Locate each line of the material that contains "agua", then return it.

— RECORD EXCERPTS —
########

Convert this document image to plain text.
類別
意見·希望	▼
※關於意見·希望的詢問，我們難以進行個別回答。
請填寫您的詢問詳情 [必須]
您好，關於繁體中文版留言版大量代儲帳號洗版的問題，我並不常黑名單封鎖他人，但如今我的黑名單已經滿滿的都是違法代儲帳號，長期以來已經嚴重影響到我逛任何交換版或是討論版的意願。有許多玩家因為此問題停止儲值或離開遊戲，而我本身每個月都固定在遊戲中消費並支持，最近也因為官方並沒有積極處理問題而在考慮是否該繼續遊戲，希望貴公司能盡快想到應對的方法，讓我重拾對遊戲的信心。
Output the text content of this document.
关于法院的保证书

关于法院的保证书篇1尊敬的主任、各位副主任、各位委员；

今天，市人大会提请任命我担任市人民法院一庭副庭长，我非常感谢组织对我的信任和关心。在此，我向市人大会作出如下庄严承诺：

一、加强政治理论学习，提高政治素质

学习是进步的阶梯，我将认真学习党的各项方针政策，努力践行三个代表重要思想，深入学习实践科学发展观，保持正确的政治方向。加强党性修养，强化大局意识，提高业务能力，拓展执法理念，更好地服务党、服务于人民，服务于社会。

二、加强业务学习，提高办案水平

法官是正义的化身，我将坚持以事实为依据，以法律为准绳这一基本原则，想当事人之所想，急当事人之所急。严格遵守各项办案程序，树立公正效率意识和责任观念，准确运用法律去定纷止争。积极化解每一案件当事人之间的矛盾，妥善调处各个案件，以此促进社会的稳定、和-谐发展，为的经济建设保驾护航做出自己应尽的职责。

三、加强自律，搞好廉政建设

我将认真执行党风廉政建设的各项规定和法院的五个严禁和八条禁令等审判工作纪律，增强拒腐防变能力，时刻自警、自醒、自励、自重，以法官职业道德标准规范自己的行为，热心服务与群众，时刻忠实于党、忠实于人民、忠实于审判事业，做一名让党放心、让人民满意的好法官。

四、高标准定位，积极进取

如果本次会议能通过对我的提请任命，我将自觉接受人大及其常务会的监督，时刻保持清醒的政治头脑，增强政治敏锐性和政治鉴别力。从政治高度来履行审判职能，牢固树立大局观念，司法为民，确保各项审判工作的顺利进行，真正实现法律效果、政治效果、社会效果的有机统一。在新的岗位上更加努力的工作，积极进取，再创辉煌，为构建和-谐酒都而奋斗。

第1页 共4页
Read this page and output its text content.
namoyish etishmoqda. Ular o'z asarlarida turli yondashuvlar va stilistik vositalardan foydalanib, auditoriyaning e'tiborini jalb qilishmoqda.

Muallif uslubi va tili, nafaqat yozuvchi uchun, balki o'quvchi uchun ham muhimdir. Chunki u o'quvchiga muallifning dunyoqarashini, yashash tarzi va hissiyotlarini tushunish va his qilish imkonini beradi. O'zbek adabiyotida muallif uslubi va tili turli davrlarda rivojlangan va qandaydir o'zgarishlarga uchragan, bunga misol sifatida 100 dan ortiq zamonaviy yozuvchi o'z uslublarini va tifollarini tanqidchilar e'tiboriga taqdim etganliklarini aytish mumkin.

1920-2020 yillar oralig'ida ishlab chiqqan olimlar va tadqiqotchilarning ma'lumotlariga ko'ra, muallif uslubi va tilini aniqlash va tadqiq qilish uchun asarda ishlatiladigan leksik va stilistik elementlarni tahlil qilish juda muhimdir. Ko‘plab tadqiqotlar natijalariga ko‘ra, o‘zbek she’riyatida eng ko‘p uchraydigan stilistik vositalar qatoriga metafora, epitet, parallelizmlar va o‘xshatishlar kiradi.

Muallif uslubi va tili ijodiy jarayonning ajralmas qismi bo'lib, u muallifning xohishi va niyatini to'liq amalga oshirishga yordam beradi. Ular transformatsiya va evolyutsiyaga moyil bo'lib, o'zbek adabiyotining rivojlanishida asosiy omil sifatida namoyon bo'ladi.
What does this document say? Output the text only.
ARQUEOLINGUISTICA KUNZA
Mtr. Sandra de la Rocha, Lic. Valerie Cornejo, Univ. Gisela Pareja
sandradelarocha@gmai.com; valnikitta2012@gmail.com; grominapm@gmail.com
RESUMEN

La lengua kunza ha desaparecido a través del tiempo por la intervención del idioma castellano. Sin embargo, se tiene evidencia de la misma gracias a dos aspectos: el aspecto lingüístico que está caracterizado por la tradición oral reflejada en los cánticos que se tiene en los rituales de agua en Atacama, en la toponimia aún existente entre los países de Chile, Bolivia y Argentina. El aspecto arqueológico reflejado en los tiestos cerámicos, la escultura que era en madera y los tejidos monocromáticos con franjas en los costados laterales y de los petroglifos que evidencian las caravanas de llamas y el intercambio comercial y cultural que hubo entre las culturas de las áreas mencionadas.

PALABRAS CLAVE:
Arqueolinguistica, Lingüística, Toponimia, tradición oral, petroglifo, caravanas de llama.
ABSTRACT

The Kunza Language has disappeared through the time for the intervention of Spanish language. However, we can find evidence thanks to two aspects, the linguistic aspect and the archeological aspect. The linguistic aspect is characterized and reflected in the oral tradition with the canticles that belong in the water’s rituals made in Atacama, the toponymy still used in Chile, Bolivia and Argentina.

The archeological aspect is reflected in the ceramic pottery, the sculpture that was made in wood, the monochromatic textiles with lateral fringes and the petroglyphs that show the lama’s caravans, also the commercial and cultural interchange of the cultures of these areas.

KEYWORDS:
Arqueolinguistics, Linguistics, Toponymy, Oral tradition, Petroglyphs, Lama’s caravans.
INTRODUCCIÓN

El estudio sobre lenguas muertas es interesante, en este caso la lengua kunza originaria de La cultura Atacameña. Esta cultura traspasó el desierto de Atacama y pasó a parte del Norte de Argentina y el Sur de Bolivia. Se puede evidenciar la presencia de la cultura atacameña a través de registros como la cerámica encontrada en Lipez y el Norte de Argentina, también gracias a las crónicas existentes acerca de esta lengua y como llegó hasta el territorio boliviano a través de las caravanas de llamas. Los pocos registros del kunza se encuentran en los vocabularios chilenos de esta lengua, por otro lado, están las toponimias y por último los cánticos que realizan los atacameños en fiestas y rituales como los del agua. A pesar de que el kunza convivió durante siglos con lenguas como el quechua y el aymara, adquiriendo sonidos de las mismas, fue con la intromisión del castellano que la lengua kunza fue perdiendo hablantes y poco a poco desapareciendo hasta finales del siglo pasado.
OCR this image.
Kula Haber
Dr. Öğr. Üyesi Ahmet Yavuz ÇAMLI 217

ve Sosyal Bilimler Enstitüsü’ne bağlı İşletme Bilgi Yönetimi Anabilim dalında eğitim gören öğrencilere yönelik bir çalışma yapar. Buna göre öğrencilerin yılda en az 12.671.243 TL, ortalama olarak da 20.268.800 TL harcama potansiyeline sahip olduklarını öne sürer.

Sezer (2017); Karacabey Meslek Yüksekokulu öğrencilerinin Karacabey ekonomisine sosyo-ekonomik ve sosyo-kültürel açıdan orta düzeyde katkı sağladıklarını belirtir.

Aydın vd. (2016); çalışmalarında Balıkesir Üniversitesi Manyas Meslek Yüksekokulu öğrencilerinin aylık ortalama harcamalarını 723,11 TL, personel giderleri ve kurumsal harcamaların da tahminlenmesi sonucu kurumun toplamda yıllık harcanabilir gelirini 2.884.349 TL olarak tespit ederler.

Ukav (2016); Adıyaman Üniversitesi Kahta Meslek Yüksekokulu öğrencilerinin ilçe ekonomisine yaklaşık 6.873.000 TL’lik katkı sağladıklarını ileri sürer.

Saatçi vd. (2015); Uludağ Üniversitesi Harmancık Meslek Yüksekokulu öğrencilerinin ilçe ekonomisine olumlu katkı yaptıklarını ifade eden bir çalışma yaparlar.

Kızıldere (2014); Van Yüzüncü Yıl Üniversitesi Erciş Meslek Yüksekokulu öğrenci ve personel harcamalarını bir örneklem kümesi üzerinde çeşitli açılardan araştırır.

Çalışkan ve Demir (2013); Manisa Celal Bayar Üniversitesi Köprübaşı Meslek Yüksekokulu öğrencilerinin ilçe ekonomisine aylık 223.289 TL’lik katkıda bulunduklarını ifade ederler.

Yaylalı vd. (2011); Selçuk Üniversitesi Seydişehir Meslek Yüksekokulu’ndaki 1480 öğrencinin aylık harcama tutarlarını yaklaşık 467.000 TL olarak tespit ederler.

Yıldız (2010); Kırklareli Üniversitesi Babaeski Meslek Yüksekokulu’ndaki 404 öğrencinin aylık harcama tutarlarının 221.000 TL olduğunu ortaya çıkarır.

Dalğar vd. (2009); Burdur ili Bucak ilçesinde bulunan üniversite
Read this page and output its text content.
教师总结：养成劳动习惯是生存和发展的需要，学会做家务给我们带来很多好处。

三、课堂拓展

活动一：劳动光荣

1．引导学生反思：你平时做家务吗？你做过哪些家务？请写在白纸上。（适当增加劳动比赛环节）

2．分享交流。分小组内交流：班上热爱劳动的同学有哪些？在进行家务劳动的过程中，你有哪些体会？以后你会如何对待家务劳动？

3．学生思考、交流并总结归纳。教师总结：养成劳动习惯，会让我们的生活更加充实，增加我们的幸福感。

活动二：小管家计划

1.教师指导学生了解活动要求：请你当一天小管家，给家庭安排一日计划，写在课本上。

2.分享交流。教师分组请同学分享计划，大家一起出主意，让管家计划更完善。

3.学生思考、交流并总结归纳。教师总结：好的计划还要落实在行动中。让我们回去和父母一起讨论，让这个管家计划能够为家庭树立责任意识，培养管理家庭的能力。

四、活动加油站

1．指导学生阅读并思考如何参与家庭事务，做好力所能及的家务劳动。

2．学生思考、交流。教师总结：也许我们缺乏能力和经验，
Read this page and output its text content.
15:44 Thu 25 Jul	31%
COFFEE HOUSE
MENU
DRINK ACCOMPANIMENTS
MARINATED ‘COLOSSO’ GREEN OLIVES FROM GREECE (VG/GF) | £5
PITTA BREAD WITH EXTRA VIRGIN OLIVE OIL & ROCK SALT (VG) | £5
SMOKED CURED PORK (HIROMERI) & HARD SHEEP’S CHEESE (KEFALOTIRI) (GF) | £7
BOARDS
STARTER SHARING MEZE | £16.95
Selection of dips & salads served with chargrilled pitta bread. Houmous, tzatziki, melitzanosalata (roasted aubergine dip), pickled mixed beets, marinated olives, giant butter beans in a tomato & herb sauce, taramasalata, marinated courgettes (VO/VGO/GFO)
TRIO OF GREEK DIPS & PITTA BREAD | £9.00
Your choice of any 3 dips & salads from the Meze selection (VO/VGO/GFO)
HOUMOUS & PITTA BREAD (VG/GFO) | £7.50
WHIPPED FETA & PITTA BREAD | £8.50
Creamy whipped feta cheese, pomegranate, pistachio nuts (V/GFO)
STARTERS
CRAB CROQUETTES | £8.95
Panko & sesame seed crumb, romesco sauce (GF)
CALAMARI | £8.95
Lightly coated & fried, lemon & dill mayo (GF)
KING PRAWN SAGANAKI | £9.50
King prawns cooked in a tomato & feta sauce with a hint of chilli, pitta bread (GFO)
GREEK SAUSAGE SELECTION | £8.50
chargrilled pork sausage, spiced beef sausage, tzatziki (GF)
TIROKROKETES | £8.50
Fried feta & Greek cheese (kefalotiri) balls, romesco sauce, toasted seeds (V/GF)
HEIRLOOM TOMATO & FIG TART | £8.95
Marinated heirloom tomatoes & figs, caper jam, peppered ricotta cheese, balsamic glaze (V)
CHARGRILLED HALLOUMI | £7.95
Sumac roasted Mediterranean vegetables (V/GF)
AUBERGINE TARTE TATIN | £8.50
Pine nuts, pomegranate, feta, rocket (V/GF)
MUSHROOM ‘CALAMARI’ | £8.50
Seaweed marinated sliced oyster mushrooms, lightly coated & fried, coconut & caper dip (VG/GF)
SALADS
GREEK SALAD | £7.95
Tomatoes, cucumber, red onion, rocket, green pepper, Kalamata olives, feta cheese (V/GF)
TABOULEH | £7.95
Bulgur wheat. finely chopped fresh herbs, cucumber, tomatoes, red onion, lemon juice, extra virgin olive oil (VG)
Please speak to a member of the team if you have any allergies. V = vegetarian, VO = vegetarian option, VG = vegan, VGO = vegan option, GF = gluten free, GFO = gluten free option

########

— RESULT FOR THIS EXERCISE —
La lengua kunza ha desaparecido a través del tiempo por la intervención del idioma castellano. Sin embargo, se tiene evidencia de la misma gracias a dos aspectos: el aspecto lingüístico que está caracterizado por la tradición oral reflejada en los cánticos que se tiene en los rituales de agua en Atacama, en la toponimia aún existente entre los países de Chile, Bolivia y Argentina. El aspecto arqueológico reflejado en los tiestos cerámicos, la escultura que era en madera y los tejidos monocromáticos con franjas en los costados laterales y de los petroglifos que evidencian las caravanas de llamas y el intercambio comercial y cultural que hubo entre las culturas de las áreas mencionadas.
El estudio sobre lenguas muertas es interesante, en este caso la lengua kunza originaria de La cultura Atacameña. Esta cultura traspasó el desierto de Atacama y pasó a parte del Norte de Argentina y el Sur de Bolivia. Se puede evidenciar la presencia de la cultura atacameña a través de registros como la cerámica encontrada en Lipez y el Norte de Argentina, también gracias a las crónicas existentes acerca de esta lengua y como llegó hasta el territorio boliviano a través de las caravanas de llamas. Los pocos registros del kunza se encuentran en los vocabularios chilenos de esta lengua, por otro lado, están las toponimias y por último los cánticos que realizan los atacameños en fiestas y rituales como los del agua. A pesar de que el kunza convivió durante siglos con lenguas como el quechua y el aymara, adquiriendo sonidos de las mismas, fue con la intromisión del castellano que la lengua kunza fue perdiendo hablantes y poco a poco desapareciendo hasta finales del siglo pasado.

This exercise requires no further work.